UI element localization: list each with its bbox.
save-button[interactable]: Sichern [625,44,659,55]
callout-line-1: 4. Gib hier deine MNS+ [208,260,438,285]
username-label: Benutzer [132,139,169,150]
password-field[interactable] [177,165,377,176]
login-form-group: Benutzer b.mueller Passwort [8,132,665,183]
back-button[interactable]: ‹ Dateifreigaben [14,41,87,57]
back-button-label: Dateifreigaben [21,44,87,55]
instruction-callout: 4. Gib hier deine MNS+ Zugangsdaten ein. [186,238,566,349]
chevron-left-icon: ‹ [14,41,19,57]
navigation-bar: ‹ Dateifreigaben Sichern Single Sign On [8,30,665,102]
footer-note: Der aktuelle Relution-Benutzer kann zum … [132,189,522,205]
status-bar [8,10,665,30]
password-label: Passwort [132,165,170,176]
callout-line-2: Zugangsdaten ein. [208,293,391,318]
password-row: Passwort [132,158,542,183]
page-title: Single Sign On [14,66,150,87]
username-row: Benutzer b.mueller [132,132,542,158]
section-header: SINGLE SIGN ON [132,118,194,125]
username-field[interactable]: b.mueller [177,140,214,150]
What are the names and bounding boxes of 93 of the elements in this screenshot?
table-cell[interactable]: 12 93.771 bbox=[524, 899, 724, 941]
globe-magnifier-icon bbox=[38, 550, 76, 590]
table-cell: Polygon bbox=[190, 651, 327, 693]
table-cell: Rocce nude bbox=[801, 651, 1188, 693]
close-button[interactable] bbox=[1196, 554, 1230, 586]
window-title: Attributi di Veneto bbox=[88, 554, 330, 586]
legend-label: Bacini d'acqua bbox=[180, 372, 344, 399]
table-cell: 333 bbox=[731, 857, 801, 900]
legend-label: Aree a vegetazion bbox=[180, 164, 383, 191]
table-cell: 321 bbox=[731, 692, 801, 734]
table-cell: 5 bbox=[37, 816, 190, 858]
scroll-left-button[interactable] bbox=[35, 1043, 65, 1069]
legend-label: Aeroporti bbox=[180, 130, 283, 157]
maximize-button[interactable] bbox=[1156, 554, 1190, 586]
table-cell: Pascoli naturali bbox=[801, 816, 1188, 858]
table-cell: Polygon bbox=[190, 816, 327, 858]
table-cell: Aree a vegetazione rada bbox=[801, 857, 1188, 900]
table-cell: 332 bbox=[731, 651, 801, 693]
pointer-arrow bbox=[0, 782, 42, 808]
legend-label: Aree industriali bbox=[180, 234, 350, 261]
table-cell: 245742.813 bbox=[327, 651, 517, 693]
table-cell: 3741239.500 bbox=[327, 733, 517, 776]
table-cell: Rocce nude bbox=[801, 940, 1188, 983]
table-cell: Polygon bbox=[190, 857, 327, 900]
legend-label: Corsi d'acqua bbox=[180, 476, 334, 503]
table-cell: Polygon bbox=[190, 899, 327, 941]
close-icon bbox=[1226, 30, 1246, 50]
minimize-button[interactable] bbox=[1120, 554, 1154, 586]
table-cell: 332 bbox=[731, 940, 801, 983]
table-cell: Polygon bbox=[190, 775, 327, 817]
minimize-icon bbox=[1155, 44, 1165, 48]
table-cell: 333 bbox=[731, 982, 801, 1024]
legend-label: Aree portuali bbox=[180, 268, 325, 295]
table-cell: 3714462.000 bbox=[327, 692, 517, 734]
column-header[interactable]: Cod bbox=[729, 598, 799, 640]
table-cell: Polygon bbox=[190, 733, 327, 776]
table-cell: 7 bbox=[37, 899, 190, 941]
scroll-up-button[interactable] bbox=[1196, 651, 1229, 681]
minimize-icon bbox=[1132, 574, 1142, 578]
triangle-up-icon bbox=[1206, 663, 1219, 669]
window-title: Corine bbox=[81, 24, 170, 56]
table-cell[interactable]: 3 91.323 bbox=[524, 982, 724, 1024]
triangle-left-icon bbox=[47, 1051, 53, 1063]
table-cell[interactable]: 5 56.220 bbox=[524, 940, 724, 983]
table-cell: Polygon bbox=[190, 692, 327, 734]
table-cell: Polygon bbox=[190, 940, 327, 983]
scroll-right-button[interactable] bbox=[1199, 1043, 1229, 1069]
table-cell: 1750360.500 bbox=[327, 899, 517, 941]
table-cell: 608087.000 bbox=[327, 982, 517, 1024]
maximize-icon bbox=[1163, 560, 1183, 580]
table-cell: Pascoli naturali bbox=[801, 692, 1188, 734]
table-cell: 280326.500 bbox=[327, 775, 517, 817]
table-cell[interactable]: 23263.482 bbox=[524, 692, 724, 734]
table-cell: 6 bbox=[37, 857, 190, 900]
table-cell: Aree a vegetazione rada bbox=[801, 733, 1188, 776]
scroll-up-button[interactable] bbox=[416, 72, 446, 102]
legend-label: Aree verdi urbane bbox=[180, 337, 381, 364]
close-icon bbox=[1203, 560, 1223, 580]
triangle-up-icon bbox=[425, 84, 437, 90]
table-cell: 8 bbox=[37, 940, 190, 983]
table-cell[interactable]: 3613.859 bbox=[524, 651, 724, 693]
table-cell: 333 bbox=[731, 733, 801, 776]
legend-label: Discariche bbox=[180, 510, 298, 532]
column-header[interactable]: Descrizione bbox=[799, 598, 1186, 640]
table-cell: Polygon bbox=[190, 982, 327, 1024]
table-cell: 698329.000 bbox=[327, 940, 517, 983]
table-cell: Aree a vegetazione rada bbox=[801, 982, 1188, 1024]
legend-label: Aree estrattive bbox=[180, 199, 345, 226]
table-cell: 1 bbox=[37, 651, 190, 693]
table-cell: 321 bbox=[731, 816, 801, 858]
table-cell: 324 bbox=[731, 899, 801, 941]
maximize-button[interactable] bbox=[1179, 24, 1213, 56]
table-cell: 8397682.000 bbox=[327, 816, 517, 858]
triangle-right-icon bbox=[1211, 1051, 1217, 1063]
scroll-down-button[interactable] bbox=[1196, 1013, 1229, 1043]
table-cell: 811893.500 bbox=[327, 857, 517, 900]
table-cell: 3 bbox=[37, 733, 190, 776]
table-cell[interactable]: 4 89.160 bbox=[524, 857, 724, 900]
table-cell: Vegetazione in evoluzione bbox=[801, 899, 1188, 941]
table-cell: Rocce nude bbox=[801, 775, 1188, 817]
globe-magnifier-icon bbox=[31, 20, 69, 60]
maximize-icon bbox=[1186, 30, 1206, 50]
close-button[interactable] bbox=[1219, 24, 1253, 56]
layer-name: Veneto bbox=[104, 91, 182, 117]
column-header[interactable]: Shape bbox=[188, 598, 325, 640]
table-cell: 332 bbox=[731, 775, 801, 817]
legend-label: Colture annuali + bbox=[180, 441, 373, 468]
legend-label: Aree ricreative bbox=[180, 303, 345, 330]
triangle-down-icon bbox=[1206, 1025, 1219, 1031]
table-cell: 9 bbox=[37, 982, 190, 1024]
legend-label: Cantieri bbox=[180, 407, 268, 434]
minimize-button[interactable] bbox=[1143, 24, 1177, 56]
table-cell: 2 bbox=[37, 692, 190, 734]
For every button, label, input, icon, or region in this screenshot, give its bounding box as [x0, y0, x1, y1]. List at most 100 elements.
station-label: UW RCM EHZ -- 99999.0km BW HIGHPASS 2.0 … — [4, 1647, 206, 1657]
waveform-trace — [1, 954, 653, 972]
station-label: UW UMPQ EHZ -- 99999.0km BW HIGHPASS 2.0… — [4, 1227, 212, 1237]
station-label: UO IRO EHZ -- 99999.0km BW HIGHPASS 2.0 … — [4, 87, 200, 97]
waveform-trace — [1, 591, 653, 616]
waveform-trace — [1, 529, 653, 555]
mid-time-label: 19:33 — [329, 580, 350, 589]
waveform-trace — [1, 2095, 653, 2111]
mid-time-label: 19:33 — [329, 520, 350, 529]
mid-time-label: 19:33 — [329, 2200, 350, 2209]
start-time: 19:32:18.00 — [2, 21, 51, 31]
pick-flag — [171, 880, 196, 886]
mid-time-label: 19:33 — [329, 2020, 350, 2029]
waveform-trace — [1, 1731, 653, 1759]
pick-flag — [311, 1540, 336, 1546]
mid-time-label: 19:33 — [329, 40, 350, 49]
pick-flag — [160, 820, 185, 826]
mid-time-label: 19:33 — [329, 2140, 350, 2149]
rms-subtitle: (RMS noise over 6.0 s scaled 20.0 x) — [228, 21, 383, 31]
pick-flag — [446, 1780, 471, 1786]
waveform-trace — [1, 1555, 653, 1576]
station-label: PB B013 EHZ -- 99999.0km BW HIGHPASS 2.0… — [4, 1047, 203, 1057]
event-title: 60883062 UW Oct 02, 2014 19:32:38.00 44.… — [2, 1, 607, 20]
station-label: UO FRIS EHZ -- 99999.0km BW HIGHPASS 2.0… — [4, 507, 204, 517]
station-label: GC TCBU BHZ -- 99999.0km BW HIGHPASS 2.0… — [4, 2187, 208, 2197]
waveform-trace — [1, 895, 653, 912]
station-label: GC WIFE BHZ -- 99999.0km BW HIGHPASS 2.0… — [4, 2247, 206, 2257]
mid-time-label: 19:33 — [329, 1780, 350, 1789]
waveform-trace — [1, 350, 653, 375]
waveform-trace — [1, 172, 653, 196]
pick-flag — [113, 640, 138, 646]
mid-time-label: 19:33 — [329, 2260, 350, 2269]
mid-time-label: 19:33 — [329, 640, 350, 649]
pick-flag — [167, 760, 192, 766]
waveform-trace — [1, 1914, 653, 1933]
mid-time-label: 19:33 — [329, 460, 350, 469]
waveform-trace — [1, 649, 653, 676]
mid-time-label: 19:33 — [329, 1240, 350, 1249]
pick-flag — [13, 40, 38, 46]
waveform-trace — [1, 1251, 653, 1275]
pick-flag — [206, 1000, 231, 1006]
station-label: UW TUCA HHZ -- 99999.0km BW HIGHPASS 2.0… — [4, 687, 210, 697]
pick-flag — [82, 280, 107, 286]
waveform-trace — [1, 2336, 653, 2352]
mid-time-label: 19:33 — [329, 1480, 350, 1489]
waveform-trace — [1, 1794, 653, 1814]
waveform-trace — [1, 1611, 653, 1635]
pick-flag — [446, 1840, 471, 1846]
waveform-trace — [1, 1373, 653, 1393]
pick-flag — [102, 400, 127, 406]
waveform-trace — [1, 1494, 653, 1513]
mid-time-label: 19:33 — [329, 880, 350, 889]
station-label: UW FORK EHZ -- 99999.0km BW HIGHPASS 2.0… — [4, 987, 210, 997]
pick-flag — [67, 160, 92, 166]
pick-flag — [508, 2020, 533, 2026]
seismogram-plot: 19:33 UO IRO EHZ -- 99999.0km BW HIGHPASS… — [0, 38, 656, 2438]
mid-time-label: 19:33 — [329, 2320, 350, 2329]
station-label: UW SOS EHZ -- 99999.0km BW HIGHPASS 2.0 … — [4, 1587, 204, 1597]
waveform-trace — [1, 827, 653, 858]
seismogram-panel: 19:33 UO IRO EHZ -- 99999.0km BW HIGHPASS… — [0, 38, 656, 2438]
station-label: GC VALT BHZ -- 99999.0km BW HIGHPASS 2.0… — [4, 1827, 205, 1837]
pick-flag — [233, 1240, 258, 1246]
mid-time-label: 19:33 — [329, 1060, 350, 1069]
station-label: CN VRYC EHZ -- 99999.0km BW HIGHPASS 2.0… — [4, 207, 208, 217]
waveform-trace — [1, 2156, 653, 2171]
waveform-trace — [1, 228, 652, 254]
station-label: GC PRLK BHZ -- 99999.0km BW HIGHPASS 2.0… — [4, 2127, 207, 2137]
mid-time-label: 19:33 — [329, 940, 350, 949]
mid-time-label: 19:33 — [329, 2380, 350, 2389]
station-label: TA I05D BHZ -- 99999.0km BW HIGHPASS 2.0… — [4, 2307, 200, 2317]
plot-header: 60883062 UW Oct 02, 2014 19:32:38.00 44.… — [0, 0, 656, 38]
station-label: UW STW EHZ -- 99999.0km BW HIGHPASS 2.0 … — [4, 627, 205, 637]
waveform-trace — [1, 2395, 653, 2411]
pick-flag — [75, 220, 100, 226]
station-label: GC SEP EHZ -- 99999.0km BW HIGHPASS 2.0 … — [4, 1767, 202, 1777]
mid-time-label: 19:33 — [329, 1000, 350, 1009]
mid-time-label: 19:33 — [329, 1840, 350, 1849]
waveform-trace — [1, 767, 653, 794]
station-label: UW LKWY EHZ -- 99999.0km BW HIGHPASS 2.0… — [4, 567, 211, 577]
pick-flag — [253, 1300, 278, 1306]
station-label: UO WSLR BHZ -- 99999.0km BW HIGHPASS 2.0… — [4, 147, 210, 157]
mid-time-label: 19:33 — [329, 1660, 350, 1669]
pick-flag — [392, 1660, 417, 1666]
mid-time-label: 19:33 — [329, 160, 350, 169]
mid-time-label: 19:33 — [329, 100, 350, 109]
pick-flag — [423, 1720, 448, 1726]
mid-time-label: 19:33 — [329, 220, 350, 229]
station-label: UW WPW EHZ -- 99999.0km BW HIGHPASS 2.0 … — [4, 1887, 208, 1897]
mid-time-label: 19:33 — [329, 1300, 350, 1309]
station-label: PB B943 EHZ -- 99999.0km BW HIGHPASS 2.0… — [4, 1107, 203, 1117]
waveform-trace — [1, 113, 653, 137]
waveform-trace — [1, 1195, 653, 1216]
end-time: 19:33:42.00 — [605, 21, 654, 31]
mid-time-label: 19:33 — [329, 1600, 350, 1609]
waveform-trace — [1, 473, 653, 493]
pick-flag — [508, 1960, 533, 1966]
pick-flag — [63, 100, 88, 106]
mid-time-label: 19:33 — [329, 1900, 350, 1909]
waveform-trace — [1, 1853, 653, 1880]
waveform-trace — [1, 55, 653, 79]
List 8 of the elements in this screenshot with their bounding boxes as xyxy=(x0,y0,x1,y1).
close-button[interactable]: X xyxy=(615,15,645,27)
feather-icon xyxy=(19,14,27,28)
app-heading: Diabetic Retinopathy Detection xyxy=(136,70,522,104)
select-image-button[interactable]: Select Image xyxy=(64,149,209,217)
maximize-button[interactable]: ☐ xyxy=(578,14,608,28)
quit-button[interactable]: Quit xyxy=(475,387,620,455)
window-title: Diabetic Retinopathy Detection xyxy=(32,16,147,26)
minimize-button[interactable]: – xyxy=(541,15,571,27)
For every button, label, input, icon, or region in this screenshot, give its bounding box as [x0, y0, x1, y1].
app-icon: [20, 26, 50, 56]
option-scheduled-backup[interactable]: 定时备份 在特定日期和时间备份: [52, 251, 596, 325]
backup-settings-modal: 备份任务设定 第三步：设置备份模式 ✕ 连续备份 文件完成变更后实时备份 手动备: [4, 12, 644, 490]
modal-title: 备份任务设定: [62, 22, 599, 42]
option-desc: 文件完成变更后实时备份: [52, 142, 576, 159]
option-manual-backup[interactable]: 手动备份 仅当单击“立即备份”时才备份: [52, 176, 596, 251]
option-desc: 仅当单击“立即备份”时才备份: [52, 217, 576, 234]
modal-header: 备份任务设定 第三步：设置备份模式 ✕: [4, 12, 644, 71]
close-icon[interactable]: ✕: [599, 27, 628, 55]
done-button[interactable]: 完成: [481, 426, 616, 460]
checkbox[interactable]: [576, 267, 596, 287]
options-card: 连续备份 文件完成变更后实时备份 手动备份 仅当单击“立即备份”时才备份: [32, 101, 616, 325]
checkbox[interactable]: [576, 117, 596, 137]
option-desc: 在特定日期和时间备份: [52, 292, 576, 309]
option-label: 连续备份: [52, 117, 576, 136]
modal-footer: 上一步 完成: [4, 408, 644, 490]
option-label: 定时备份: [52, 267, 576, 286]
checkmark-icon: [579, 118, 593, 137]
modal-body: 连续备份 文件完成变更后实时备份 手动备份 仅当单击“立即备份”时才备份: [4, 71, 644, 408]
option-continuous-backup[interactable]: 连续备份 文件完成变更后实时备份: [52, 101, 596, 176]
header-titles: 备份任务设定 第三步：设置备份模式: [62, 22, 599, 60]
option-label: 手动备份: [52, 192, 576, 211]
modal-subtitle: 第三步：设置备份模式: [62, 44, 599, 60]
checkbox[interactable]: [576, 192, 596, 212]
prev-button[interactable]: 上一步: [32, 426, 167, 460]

=======

[Goal] Starting at the first line of the listing and ending at the line containing "back-button-label: Dateifreigaben [21,44,87,55]", both included, render those lines as a Markdown table with the columns Row and Listing line, skipping any blank lines.

[Result of this task]
| Row | Listing line |
|---|---|
| 1 | UI element localization: list each with its bbox. |
| 2 | save-button[interactable]: Sichern [625,44,659,55] |
| 3 | callout-line-1: 4. Gib hier deine MNS+ [208,260,438,285] |
| 4 | username-label: Benutzer [132,139,169,150] |
| 5 | password-field[interactable] [177,165,377,176] |
| 6 | login-form-group: Benutzer b.mueller Passwort [8,132,665,183] |
| 7 | back-button[interactable]: ‹ Dateifreigaben [14,41,87,57] |
| 8 | back-button-label: Dateifreigaben [21,44,87,55] |